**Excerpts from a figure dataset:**
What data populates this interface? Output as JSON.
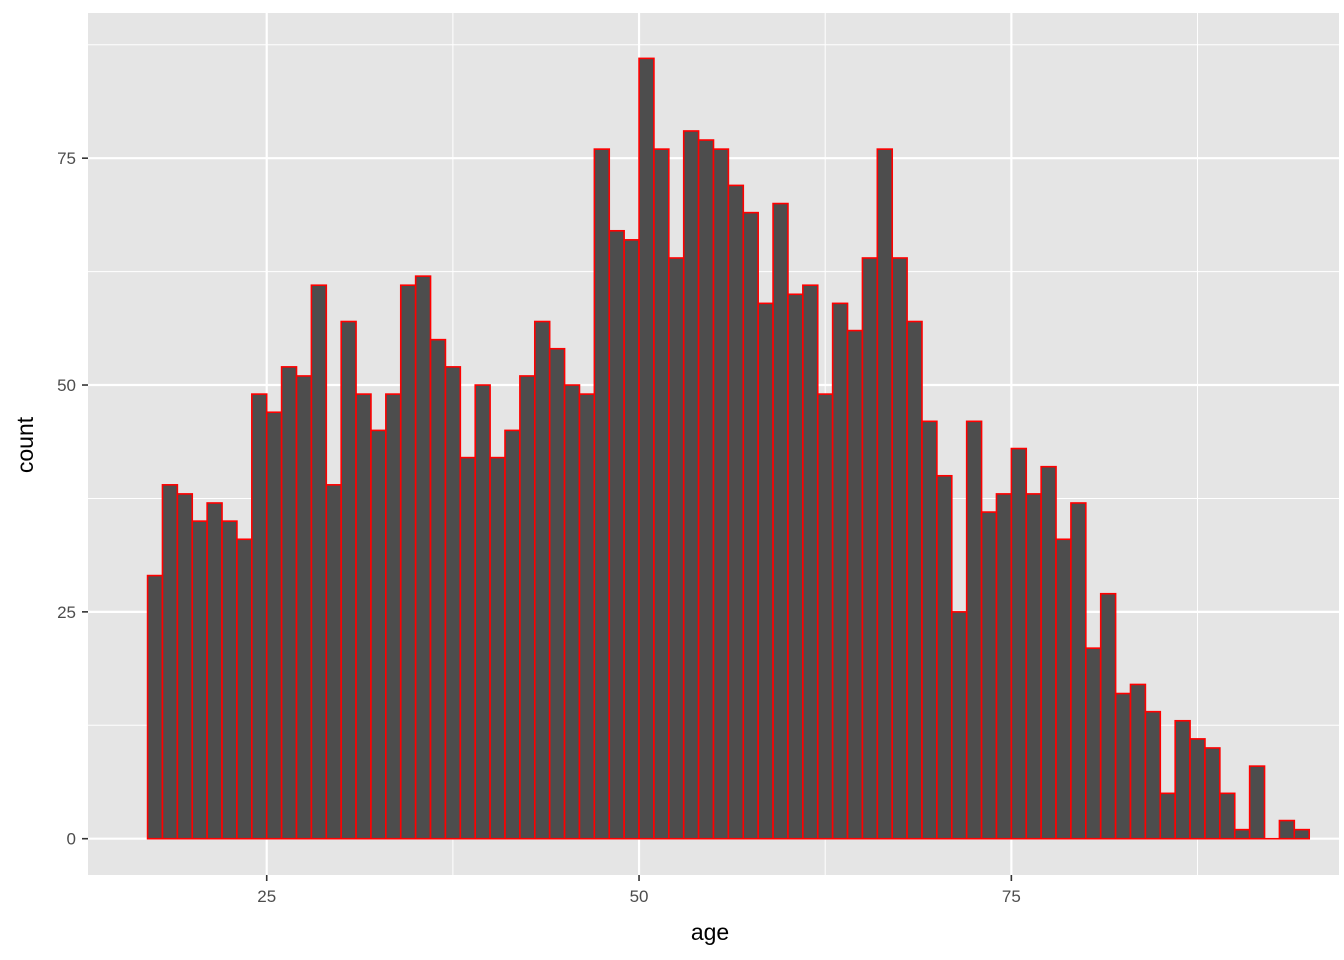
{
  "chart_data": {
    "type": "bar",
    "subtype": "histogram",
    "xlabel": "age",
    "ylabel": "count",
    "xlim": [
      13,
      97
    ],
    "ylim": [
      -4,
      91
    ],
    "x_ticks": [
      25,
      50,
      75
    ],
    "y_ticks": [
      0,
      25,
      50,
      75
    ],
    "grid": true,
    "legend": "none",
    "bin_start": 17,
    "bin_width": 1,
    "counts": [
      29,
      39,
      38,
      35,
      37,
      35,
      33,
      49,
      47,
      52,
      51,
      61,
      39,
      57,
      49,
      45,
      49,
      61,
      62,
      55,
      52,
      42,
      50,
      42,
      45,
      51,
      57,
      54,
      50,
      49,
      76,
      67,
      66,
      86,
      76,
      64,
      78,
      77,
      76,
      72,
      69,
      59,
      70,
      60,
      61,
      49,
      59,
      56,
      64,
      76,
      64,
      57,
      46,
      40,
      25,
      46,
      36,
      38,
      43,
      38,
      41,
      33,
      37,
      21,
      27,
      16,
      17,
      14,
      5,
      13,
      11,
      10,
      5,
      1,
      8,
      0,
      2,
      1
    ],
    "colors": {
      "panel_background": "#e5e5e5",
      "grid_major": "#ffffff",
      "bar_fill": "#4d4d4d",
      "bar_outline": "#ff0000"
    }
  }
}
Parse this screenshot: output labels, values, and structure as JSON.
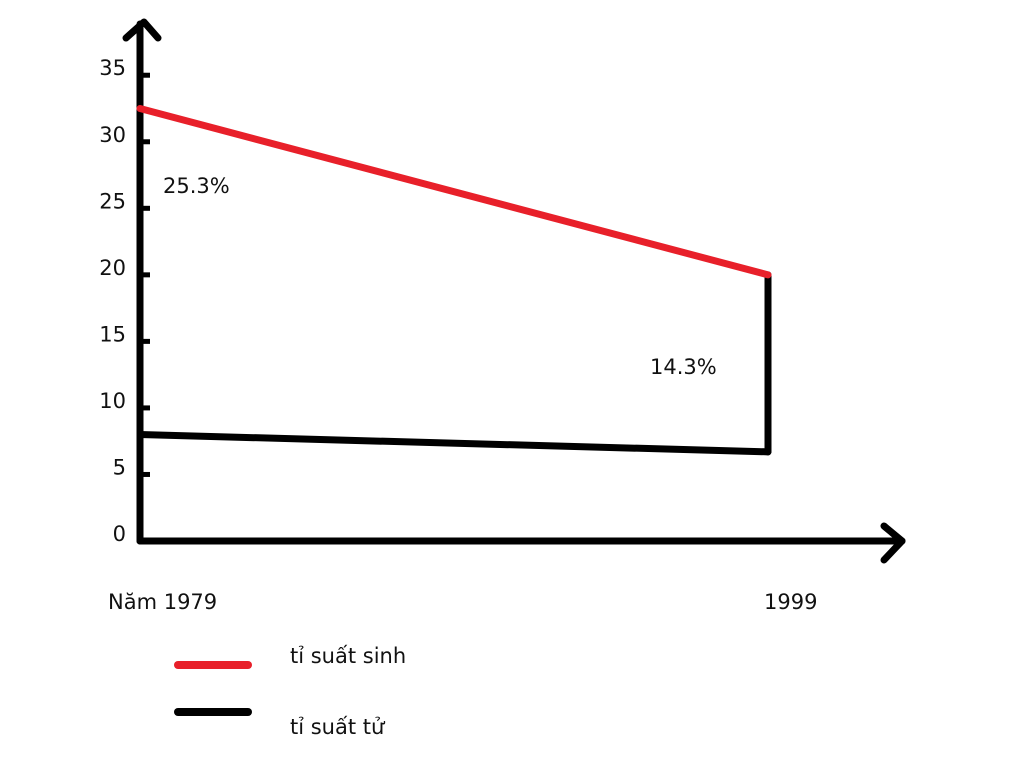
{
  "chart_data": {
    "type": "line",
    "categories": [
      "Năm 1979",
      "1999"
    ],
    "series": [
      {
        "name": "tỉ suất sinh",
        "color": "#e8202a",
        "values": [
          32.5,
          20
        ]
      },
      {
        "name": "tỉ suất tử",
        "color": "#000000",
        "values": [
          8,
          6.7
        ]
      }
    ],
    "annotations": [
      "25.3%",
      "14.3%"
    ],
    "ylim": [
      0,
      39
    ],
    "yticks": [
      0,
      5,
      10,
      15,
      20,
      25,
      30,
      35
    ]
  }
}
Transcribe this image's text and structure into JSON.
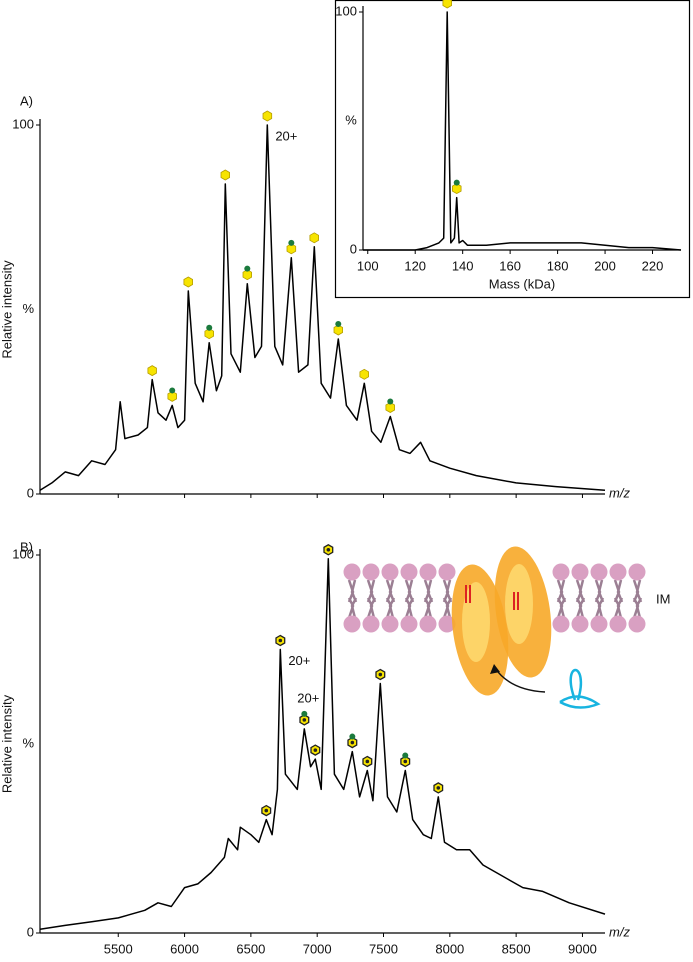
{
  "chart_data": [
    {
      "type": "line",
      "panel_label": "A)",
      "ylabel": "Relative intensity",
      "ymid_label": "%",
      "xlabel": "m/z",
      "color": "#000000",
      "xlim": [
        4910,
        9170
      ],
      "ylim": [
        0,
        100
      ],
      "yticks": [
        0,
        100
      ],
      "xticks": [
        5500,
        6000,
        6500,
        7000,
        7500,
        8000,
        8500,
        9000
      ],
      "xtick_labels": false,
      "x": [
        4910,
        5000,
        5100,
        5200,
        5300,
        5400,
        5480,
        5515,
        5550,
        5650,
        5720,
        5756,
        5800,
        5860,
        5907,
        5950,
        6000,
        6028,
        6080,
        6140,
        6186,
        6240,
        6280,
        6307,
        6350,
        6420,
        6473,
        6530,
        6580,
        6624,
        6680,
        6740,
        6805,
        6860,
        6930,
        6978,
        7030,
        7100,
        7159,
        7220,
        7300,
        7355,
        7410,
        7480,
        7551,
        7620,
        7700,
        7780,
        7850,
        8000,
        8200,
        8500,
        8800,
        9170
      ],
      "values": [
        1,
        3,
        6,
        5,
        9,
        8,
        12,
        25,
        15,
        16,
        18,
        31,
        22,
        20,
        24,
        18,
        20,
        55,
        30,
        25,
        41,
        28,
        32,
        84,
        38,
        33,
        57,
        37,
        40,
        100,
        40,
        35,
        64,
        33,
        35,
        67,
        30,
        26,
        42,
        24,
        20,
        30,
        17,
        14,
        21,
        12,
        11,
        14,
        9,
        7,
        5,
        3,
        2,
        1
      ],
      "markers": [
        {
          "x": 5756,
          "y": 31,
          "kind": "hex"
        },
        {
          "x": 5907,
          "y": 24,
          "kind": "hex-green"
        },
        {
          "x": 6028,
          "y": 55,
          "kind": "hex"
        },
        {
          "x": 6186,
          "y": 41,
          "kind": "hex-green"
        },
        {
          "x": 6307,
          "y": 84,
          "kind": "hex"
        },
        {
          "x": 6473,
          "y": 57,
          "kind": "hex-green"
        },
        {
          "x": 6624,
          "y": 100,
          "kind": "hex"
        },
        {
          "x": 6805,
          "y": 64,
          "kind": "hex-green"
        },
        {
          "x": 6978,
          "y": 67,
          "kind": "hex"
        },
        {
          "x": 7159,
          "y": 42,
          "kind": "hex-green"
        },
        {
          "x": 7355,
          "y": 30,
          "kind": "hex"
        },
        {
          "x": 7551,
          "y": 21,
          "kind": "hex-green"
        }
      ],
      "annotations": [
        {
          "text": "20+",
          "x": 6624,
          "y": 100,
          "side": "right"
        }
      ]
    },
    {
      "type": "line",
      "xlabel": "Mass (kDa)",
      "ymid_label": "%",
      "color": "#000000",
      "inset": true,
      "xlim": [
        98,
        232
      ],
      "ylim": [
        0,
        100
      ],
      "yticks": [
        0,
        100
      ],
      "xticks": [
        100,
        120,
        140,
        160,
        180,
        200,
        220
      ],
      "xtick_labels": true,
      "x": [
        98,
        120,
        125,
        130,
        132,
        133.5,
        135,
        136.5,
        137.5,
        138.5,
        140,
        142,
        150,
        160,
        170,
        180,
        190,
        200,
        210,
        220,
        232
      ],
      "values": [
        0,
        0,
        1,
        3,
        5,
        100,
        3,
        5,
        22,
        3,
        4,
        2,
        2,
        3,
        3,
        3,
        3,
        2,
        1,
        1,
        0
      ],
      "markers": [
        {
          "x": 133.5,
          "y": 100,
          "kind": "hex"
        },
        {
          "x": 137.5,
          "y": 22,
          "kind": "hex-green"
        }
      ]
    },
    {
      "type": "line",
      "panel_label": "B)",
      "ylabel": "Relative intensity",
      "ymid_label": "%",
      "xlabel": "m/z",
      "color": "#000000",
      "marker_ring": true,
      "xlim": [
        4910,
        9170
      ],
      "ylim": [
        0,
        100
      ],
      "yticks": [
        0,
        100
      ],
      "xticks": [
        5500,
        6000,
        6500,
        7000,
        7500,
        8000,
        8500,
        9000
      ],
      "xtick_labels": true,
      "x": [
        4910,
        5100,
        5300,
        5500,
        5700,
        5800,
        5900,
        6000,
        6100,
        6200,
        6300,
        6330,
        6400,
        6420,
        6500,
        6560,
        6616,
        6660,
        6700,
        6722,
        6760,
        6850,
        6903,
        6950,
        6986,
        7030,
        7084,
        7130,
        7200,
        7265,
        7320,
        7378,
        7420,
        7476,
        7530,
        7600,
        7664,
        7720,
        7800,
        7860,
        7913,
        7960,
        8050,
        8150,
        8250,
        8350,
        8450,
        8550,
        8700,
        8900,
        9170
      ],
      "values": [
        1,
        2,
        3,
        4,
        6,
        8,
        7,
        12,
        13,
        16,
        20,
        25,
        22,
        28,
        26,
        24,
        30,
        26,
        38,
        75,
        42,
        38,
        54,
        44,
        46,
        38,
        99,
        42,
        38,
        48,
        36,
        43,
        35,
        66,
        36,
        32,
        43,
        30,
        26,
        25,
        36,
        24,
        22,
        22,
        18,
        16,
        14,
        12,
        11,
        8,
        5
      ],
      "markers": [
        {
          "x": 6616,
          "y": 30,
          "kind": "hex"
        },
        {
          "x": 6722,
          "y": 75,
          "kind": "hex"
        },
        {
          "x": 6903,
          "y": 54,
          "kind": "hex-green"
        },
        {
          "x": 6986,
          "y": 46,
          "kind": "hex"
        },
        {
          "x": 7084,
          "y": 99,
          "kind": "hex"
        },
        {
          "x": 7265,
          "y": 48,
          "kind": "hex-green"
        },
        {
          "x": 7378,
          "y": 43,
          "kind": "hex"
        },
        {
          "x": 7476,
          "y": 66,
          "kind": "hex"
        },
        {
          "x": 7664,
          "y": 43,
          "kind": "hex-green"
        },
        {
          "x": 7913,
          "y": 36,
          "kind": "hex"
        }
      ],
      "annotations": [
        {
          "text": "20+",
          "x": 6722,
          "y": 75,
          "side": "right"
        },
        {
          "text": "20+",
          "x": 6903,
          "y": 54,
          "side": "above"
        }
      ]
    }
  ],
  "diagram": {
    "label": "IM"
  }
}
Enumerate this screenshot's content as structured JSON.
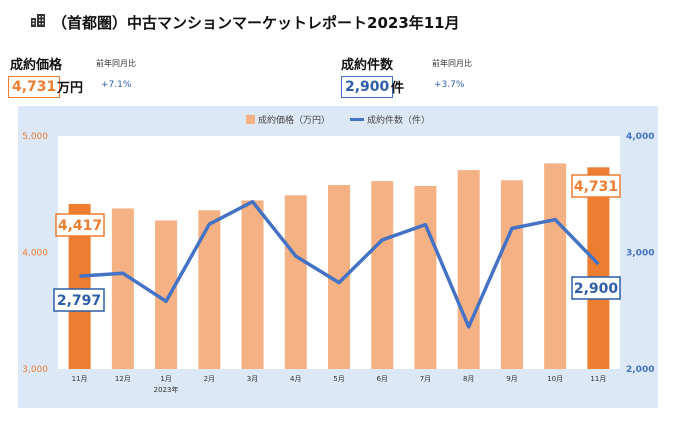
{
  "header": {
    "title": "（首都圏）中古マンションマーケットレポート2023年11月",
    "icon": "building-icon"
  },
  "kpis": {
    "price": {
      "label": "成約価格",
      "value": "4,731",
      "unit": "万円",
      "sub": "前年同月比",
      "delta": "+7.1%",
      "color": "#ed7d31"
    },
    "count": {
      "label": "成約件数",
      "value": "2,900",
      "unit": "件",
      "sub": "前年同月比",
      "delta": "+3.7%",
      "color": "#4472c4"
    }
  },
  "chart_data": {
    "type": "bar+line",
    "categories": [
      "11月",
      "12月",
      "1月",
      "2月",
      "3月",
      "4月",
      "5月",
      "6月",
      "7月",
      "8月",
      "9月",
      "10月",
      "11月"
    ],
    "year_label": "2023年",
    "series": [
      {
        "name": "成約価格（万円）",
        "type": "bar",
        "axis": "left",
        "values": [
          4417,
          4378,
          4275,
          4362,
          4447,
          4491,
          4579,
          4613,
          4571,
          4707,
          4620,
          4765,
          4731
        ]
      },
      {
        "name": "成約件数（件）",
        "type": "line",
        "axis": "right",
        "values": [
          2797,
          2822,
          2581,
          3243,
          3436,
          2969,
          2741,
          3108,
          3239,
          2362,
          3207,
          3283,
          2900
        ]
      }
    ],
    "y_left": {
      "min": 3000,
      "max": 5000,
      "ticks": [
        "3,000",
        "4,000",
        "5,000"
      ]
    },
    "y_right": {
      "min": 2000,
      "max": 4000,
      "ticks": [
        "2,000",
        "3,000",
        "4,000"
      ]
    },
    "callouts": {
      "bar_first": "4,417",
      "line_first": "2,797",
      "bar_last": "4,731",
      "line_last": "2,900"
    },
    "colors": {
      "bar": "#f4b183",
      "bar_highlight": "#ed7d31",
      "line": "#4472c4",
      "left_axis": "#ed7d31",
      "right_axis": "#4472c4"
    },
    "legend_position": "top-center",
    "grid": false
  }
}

**PROBLEM TO WORK ON:**
Which lines above contain "true"? Show each of them.

**EXERCISE ANSWER:**
    "grid": true,
      "inset": true,
      "xtick_labels": true,
      "marker_ring": true,
      "xtick_labels": true,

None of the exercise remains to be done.